> **Task**
Any pictures in the records below should be skipped; write out everything else exactly.

> **Exercise materials**

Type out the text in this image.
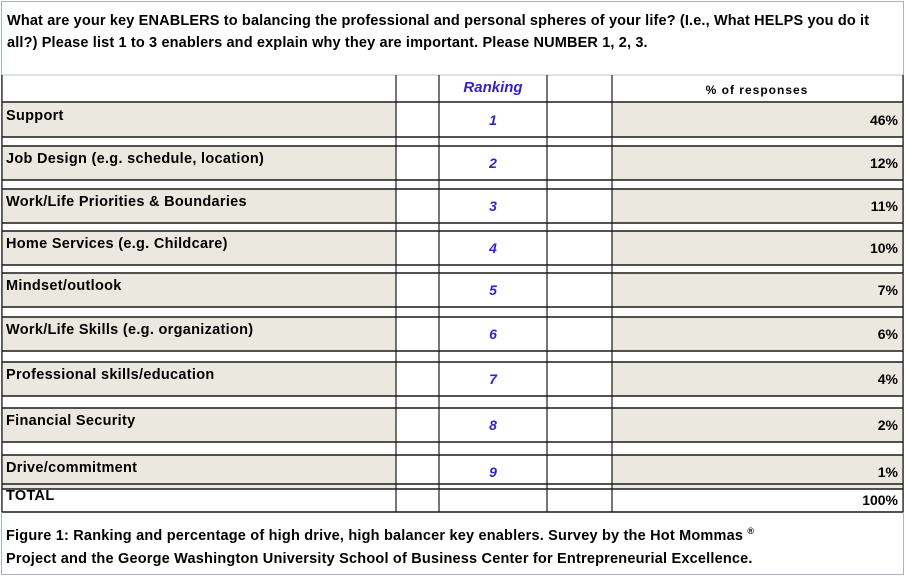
What are your key ENABLERS to balancing the professional and personal spheres of your life? (I.e., What HELPS you do it all?) Please list 1 to 3 enablers and explain why they are important. Please NUMBER 1, 2, 3.
Ranking	% of responses
Support	1	46%
Job Design (e.g. schedule, location)	2	12%
Work/Life Priorities & Boundaries	3	11%
Home Services (e.g. Childcare)	4	10%
Mindset/outlook	5	7%
Work/Life Skills (e.g. organization)	6	6%
Professional skills/education	7	4%
Financial Security	8	2%
Drive/commitment	9	1%
TOTAL	100%
Figure 1: Ranking and percentage of high drive, high balancer key enablers. Survey by the Hot Mommas ®
Project and the George Washington University School of Business Center for Entrepreneurial Excellence.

> **Solved problem**
Type out the text in this image.
What are your key ENABLERS to balancing the professional and personal spheres of your life? (I.e., What HELPS you do it all?) Please list 1 to 3 enablers and explain why they are important. Please NUMBER 1, 2, 3.
Ranking	% of responses
Support	1	46%
Job Design (e.g. schedule, location)	2	12%
Work/Life Priorities & Boundaries	3	11%
Home Services (e.g. Childcare)	4	10%
Mindset/outlook	5	7%
Work/Life Skills (e.g. organization)	6	6%
Professional skills/education	7	4%
Financial Security	8	2%
Drive/commitment	9	1%
TOTAL	100%
Figure 1: Ranking and percentage of high drive, high balancer key enablers. Survey by the Hot Mommas ®
Project and the George Washington University School of Business Center for Entrepreneurial Excellence.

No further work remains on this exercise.